## Your goal
Each record below must be returned exactly as shown.

Stored items from a collection:
————————

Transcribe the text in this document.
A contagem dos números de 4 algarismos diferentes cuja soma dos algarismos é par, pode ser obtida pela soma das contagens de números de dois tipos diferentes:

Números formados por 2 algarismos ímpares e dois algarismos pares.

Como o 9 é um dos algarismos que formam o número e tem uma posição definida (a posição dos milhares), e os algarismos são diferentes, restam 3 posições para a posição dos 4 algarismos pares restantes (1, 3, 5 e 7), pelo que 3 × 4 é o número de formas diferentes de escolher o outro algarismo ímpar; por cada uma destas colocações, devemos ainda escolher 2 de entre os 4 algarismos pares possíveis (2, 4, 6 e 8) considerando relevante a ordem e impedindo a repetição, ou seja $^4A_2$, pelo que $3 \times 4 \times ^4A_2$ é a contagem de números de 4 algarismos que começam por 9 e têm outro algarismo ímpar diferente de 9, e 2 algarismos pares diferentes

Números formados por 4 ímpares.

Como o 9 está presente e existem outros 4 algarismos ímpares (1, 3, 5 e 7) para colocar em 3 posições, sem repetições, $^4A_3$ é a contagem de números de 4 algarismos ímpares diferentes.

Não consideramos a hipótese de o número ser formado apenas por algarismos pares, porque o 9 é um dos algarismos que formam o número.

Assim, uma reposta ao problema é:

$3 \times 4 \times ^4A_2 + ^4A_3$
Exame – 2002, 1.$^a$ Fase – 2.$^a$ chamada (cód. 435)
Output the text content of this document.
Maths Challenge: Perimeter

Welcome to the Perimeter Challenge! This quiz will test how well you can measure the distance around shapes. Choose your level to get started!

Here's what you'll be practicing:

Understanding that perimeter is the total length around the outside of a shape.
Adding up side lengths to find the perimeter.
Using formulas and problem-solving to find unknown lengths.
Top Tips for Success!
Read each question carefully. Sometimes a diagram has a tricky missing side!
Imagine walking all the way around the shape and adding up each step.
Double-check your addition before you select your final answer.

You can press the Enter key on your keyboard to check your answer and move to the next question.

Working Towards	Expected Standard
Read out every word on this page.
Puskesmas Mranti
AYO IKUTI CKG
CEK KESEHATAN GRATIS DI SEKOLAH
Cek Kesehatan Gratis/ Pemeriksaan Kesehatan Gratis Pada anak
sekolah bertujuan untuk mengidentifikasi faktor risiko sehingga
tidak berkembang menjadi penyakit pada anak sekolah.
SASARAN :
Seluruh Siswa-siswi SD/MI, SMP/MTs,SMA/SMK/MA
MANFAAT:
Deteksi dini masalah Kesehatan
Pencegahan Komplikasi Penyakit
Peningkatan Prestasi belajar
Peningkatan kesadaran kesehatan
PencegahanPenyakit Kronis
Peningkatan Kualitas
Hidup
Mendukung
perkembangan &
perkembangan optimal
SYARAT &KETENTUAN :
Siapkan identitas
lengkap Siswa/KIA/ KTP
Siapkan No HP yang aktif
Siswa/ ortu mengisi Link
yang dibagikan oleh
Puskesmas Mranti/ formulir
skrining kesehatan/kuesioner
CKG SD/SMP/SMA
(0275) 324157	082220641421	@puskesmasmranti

————————

## Output of the task
Transcribe the text in this document.
A contagem dos números de 4 algarismos diferentes cuja soma dos algarismos é par, pode ser obtida pela soma das contagens de números de dois tipos diferentes:

Números formados por 2 algarismos ímpares e dois algarismos pares.

Como o 9 é um dos algarismos que formam o número e tem uma posição definida (a posição dos milhares), e os algarismos são diferentes, restam 3 posições para a posição dos 4 algarismos pares restantes (1, 3, 5 e 7), pelo que 3 × 4 é o número de formas diferentes de escolher o outro algarismo ímpar; por cada uma destas colocações, devemos ainda escolher 2 de entre os 4 algarismos pares possíveis (2, 4, 6 e 8) considerando relevante a ordem e impedindo a repetição, ou seja $^4A_2$, pelo que $3 \times 4 \times ^4A_2$ é a contagem de números de 4 algarismos que começam por 9 e têm outro algarismo ímpar diferente de 9, e 2 algarismos pares diferentes

Números formados por 4 ímpares.

Como o 9 está presente e existem outros 4 algarismos ímpares (1, 3, 5 e 7) para colocar em 3 posições, sem repetições, $^4A_3$ é a contagem de números de 4 algarismos ímpares diferentes.

Não consideramos a hipótese de o número ser formado apenas por algarismos pares, porque o 9 é um dos algarismos que formam o número.

Assim, uma reposta ao problema é:

$3 \times 4 \times ^4A_2 + ^4A_3$
Exame – 2002, 1.$^a$ Fase – 2.$^a$ chamada (cód. 435)
Output the text content of this document.
Maths Challenge: Perimeter

Welcome to the Perimeter Challenge! This quiz will test how well you can measure the distance around shapes. Choose your level to get started!

Here's what you'll be practicing:

Understanding that perimeter is the total length around the outside of a shape.
Adding up side lengths to find the perimeter.
Using formulas and problem-solving to find unknown lengths.
Top Tips for Success!
Read each question carefully. Sometimes a diagram has a tricky missing side!
Imagine walking all the way around the shape and adding up each step.
Double-check your addition before you select your final answer.

You can press the Enter key on your keyboard to check your answer and move to the next question.

Working Towards	Expected Standard
Read out every word on this page.
Puskesmas Mranti
AYO IKUTI CKG
CEK KESEHATAN GRATIS DI SEKOLAH
Cek Kesehatan Gratis/ Pemeriksaan Kesehatan Gratis Pada anak
sekolah bertujuan untuk mengidentifikasi faktor risiko sehingga
tidak berkembang menjadi penyakit pada anak sekolah.
SASARAN :
Seluruh Siswa-siswi SD/MI, SMP/MTs,SMA/SMK/MA
MANFAAT:
Deteksi dini masalah Kesehatan
Pencegahan Komplikasi Penyakit
Peningkatan Prestasi belajar
Peningkatan kesadaran kesehatan
PencegahanPenyakit Kronis
Peningkatan Kualitas
Hidup
Mendukung
perkembangan &
perkembangan optimal
SYARAT &KETENTUAN :
Siapkan identitas
lengkap Siswa/KIA/ KTP
Siapkan No HP yang aktif
Siswa/ ortu mengisi Link
yang dibagikan oleh
Puskesmas Mranti/ formulir
skrining kesehatan/kuesioner
CKG SD/SMP/SMA
(0275) 324157	082220641421	@puskesmasmranti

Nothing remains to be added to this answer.